### Brief
Restate each of the lines given below, word for word.

=====

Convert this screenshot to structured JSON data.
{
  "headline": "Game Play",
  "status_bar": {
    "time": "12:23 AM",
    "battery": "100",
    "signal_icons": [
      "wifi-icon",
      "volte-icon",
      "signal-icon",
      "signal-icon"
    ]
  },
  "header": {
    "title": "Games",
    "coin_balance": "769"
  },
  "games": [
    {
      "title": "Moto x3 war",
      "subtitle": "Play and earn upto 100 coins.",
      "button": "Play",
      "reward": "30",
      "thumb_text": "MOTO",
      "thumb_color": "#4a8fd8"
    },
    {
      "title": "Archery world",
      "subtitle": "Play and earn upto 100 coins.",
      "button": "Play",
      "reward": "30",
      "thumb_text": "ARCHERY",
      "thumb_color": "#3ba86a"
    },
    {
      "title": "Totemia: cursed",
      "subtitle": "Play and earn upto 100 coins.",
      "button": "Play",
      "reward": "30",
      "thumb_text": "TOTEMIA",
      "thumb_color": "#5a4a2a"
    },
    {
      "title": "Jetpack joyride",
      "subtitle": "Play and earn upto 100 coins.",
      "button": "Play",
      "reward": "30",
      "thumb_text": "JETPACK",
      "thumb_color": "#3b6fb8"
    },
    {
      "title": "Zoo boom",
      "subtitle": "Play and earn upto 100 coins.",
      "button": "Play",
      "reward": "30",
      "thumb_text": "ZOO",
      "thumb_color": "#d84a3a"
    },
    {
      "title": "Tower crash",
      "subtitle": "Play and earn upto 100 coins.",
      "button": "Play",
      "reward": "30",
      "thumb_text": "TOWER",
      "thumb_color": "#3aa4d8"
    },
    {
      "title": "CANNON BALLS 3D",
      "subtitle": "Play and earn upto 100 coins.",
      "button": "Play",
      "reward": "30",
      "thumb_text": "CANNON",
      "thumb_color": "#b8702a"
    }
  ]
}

=====

### Solution to this exercise
Convert this screenshot to structured JSON data.
{
  "headline": "Game Play",
  "status_bar": {
    "time": "12:23 AM",
    "battery": "100",
    "signal_icons": [
      "wifi-icon",
      "volte-icon",
      "signal-icon",
      "signal-icon"
    ]
  },
  "header": {
    "title": "Games",
    "coin_balance": "769"
  },
  "games": [
    {
      "title": "Moto x3 war",
      "subtitle": "Play and earn upto 100 coins.",
      "button": "Play",
      "reward": "30",
      "thumb_text": "MOTO",
      "thumb_color": "#4a8fd8"
    },
    {
      "title": "Archery world",
      "subtitle": "Play and earn upto 100 coins.",
      "button": "Play",
      "reward": "30",
      "thumb_text": "ARCHERY",
      "thumb_color": "#3ba86a"
    },
    {
      "title": "Totemia: cursed",
      "subtitle": "Play and earn upto 100 coins.",
      "button": "Play",
      "reward": "30",
      "thumb_text": "TOTEMIA",
      "thumb_color": "#5a4a2a"
    },
    {
      "title": "Jetpack joyride",
      "subtitle": "Play and earn upto 100 coins.",
      "button": "Play",
      "reward": "30",
      "thumb_text": "JETPACK",
      "thumb_color": "#3b6fb8"
    },
    {
      "title": "Zoo boom",
      "subtitle": "Play and earn upto 100 coins.",
      "button": "Play",
      "reward": "30",
      "thumb_text": "ZOO",
      "thumb_color": "#d84a3a"
    },
    {
      "title": "Tower crash",
      "subtitle": "Play and earn upto 100 coins.",
      "button": "Play",
      "reward": "30",
      "thumb_text": "TOWER",
      "thumb_color": "#3aa4d8"
    },
    {
      "title": "CANNON BALLS 3D",
      "subtitle": "Play and earn upto 100 coins.",
      "button": "Play",
      "reward": "30",
      "thumb_text": "CANNON",
      "thumb_color": "#b8702a"
    }
  ]
}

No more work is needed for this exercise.